## begin Materials provided
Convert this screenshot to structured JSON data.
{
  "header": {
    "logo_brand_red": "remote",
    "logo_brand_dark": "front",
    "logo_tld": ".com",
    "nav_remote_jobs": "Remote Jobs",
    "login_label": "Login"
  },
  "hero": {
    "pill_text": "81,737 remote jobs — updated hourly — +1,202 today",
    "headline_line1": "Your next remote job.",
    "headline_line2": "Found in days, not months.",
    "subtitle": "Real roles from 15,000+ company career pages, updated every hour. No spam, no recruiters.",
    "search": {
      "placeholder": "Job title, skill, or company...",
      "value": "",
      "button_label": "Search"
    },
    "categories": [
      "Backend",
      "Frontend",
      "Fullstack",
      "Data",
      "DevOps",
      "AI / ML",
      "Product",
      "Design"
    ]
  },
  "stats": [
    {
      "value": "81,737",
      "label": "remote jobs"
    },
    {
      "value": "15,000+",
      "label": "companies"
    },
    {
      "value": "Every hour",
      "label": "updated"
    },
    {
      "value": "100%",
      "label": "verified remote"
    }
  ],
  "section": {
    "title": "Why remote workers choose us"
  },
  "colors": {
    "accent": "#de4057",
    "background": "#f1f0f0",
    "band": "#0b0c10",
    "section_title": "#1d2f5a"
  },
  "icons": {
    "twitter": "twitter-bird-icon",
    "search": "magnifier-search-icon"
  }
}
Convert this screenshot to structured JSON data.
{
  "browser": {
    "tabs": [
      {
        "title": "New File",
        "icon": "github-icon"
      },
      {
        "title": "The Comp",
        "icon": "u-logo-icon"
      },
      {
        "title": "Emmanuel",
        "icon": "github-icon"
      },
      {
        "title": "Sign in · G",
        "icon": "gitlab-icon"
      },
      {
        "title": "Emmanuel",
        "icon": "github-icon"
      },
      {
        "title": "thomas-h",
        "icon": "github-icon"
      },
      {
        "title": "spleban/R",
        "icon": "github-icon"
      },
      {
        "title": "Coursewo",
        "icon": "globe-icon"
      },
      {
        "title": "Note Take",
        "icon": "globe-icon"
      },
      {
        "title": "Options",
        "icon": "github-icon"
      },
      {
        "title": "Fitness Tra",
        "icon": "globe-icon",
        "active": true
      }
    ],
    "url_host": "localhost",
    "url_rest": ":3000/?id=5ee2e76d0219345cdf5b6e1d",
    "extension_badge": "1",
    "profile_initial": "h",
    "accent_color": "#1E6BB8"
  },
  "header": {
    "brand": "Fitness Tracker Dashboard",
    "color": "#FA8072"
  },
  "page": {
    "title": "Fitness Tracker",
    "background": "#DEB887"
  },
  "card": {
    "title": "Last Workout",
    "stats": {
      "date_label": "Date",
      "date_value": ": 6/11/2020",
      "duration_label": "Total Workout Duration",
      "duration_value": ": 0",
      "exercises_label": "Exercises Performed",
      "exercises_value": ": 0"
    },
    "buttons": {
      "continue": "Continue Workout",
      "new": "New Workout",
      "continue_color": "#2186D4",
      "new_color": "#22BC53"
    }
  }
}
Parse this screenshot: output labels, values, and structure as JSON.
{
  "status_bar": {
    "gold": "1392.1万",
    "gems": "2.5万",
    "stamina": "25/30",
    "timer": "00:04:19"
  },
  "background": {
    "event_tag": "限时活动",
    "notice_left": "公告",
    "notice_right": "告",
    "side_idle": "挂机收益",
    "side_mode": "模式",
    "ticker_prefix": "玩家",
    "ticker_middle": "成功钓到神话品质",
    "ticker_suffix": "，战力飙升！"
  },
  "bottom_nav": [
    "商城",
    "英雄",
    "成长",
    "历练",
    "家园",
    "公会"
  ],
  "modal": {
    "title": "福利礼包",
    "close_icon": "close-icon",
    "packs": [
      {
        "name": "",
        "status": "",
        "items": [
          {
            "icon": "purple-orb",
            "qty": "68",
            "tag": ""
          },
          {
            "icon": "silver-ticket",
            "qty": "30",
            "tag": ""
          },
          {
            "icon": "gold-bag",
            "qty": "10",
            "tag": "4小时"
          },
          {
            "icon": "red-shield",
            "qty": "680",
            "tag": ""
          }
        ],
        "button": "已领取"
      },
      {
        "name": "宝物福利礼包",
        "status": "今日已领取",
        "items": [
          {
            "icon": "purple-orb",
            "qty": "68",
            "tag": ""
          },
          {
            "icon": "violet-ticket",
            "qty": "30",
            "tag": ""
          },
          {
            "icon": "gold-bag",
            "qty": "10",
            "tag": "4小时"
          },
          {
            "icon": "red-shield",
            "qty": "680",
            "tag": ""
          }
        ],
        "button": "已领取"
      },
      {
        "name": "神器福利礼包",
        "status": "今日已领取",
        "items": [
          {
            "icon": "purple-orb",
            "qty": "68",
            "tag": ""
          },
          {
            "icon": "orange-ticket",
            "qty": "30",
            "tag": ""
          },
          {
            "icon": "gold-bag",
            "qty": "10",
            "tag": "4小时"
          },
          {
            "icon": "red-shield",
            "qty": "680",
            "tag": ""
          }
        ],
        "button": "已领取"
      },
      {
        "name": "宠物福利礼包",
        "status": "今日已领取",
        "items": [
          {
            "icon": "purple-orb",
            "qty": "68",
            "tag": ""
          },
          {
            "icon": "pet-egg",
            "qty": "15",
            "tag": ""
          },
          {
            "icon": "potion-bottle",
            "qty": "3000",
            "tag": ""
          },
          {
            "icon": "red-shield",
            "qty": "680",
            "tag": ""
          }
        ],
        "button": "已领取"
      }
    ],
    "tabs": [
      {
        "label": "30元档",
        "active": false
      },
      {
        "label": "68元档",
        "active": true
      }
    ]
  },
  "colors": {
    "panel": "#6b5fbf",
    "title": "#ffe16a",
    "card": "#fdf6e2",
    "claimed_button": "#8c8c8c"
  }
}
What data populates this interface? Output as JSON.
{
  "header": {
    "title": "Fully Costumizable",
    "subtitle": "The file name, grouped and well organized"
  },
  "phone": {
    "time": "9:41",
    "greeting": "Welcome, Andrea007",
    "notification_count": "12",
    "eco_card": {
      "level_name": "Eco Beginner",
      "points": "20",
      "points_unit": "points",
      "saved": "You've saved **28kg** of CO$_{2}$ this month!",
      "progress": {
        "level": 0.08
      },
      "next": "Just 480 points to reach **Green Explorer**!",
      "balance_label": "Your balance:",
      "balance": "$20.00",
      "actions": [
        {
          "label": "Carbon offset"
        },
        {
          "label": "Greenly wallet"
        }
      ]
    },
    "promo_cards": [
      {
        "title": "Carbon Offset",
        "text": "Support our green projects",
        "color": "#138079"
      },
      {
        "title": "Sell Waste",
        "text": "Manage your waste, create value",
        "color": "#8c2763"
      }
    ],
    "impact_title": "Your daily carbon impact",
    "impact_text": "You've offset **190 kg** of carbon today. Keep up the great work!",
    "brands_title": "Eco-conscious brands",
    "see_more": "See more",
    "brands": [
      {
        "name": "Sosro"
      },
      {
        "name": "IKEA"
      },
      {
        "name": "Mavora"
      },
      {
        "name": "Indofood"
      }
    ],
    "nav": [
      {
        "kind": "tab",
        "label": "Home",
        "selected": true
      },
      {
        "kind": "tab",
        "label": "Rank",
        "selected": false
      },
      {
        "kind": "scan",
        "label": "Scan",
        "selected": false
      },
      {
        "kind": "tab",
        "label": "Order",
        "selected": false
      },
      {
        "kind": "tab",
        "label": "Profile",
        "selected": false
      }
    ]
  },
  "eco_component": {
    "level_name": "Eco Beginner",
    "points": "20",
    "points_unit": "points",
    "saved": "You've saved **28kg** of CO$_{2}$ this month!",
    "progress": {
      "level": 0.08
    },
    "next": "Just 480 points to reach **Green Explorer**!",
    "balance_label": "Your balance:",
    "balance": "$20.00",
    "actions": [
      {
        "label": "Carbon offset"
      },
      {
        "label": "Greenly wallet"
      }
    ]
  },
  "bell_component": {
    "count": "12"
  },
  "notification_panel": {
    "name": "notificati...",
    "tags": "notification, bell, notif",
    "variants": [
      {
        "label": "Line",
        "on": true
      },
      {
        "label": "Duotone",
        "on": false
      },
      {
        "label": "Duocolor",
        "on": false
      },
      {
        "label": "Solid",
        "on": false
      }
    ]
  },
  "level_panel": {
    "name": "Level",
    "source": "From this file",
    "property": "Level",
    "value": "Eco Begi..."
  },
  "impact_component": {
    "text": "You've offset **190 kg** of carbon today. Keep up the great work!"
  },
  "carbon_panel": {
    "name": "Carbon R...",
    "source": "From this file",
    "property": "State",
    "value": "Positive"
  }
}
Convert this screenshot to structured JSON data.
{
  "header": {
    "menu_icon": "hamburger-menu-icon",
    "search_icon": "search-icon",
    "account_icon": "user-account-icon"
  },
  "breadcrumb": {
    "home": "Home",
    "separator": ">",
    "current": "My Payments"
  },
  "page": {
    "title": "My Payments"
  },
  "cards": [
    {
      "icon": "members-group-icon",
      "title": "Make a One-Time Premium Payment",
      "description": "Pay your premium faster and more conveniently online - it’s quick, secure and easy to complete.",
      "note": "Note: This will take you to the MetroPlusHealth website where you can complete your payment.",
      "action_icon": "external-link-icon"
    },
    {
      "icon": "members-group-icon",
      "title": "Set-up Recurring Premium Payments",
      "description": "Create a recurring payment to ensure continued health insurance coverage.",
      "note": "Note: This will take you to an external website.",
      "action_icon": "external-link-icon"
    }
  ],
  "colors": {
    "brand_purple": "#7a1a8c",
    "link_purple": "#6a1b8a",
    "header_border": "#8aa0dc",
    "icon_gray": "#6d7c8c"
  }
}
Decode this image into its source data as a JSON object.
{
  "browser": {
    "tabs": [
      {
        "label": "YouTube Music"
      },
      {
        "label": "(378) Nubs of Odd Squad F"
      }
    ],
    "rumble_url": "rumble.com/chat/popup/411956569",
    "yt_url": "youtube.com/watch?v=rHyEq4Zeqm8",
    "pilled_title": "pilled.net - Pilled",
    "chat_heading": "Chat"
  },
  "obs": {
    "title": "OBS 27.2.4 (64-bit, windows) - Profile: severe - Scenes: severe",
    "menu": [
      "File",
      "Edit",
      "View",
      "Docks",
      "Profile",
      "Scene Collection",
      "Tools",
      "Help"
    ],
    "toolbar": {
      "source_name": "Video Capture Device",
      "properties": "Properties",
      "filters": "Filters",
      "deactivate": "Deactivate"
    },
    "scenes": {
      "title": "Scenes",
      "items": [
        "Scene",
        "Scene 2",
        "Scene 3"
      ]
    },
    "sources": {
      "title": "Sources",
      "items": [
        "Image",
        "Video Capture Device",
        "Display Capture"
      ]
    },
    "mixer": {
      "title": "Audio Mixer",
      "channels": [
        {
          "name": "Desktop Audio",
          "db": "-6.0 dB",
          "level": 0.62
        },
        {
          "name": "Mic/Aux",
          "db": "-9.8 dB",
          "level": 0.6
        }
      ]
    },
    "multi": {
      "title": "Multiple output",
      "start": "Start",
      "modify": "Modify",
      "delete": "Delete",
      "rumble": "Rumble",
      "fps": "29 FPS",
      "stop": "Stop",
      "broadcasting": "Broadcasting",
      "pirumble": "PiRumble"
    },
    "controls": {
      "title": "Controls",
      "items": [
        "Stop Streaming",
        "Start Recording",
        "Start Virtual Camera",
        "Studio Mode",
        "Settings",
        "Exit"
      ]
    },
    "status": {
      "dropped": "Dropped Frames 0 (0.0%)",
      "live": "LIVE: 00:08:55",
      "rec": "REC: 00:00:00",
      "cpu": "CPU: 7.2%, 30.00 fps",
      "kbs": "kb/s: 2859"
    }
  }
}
## end Materials provided
### Problem to solve
From the material above, count the lines that include "saved" and give only the total.

### Expected output
2